Impossibile per chi è ancora relativamente giovane come me, non fare confronti tra il mio modo di essere stata specializzanda ed il loro attuale. In poche parole è cambiato tutto: loro sono tantissimi, io ero sola. Loro sono digitali, io avevo carta e penna. Loro guadagnano il giusto, io percepivo una miseria (che da alcune class action è stata definita una miseria illegale). Loro hanno a disposizione mille strumenti tra cui webinar e incontri con gli esperti, io rubavo i trucchi a tutti gli anziani. Loro spesso hanno un piano B come andare all’estero o fare ricerca, io vivevo per i malati e per i letti del reparto perché non esisteva alcuna exit strategy.

Eppure, se potessi parlare a loro, a tutti loro direi alcune cose con il cuore in mano e per una volta vorrei vederli attenti senza il tablet in mano e pure senza l’ansia della performance da esame:

  1. Cercate in fondo a voi la vera motivazione per cui avete scelto medicina…non può essere la ricchezza economica visto che ormai gli stipendi pubblici faticano a tenere il passo del caro vita, non può essere lo status perché ormai la relazione con il cittadino è tutta da ricostruire, non può essere l’agio perché i numeri parlano di turni impegnativi e personale sotto stimato rispetto ai bisogni…guardate dunque bene nel vostro cuore e chiedetevi se davvero questo è il lavoro che non potete non fare, se ogni mattino vi alzate con gioia, se soprattutto siete innamorati dell’umano …perché è questo che farete ogni giorno della vostra vita lavorativa: curerete l’umano in un misto di privilegio e fatica che si intrecceranno talmente tanto e talmente spesso da impedirvi di capire a sera se siate più stanchi o più soddisfatti.

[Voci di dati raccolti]

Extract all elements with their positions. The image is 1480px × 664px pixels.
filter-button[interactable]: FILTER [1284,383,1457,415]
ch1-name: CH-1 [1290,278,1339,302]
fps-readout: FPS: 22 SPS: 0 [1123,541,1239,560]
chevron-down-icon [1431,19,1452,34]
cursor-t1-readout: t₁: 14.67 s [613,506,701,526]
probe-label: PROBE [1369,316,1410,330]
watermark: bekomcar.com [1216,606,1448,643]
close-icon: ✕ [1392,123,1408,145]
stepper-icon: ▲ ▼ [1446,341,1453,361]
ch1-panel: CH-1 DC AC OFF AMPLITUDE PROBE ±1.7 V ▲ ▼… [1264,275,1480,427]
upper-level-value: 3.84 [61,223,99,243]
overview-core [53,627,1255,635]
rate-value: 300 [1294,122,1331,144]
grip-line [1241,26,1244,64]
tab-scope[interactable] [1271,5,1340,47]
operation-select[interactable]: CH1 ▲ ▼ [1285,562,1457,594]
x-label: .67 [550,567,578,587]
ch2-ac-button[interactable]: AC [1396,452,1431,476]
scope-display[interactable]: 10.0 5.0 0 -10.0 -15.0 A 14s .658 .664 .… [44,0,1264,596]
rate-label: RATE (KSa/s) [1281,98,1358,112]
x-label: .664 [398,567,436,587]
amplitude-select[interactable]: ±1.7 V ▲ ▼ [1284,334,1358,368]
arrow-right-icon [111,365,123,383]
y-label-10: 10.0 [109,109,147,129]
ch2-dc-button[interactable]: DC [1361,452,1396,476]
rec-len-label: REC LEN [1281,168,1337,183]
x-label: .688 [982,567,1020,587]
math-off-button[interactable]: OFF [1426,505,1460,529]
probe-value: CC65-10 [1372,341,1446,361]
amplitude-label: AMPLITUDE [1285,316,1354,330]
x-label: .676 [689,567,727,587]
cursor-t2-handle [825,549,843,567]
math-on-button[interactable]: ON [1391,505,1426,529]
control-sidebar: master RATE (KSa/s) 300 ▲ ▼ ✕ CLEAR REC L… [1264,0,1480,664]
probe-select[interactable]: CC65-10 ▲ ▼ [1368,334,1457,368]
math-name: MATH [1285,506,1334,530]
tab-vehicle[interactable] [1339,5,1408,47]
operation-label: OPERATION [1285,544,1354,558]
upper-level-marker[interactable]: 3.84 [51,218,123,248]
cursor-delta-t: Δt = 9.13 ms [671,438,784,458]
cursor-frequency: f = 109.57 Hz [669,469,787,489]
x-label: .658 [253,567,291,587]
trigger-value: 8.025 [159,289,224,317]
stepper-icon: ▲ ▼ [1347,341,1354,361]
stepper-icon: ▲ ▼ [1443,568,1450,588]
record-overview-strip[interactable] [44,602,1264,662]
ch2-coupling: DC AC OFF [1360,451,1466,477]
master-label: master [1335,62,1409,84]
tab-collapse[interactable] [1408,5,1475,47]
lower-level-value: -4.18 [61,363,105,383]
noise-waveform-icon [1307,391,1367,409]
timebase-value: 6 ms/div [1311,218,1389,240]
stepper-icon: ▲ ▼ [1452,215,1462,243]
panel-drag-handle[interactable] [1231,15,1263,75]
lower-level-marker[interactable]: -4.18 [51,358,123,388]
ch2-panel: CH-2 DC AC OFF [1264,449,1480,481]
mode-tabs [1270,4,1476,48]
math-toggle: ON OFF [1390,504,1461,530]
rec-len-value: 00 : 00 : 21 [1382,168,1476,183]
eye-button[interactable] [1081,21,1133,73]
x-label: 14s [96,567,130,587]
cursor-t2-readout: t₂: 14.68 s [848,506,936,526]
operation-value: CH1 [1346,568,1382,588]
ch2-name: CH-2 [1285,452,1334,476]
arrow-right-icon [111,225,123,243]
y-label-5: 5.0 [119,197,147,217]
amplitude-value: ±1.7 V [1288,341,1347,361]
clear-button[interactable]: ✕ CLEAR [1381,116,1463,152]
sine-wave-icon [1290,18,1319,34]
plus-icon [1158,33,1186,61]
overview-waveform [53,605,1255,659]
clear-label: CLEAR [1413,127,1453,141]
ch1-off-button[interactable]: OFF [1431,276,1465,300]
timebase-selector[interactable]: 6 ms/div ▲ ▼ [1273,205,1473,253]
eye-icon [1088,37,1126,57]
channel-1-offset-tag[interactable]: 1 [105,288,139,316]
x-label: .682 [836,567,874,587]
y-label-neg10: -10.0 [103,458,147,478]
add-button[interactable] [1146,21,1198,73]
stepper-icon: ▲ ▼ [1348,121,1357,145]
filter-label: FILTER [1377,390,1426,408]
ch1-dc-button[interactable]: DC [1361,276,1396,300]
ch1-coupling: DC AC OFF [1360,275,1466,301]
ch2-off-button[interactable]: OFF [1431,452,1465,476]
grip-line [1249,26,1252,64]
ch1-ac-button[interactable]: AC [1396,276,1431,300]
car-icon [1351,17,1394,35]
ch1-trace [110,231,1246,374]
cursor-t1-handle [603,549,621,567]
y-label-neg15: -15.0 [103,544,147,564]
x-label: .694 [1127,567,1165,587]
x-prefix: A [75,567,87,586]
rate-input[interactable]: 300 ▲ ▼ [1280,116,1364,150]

▶ [Richiesta di lavoro 1]:
Rispondi a queste domande sul brano:
(a) Al posto degli strumenti digitali, che cosa aveva chi scrive durante la specializzazione?
(b) Come è stata definita da alcune class action la retribuzione che chi scrive percepiva?
(c) Nel punto 1, perché la motivazione non può essere lo status?
▶ [Richiesta di lavoro 2]:
Ripeti parola per parola la parte del brano che comincia con "1. Cercate in" e finisce con "o più soddisfatti.".
Questi dati hanno un'origine diversa da quella del brano.

▶ [Risposta 1]:
(a) Carta e penna.
(b) Una miseria illegale.
(c) Perché ormai la relazione con il cittadino è tutta da ricostruire.

▶ [Risposta 2]:
1. Cercate in fondo a voi la vera motivazione per cui avete scelto medicina…non può essere la ricchezza economica visto che ormai gli stipendi pubblici faticano a tenere il passo del caro vita, non può essere lo status perché ormai la relazione con il cittadino è tutta da ricostruire, non può essere l’agio perché i numeri parlano di turni impegnativi e personale sotto stimato rispetto ai bisogni…guardate dunque bene nel vostro cuore e chiedetevi se davvero questo è il lavoro che non potete non fare, se ogni mattino vi alzate con gioia, se soprattutto siete innamorati dell’umano …perché è questo che farete ogni giorno della vostra vita lavorativa: curerete l’umano in un misto di privilegio e fatica che si intrecceranno talmente tanto e talmente spesso da impedirvi di capire a sera se siate più stanchi o più soddisfatti.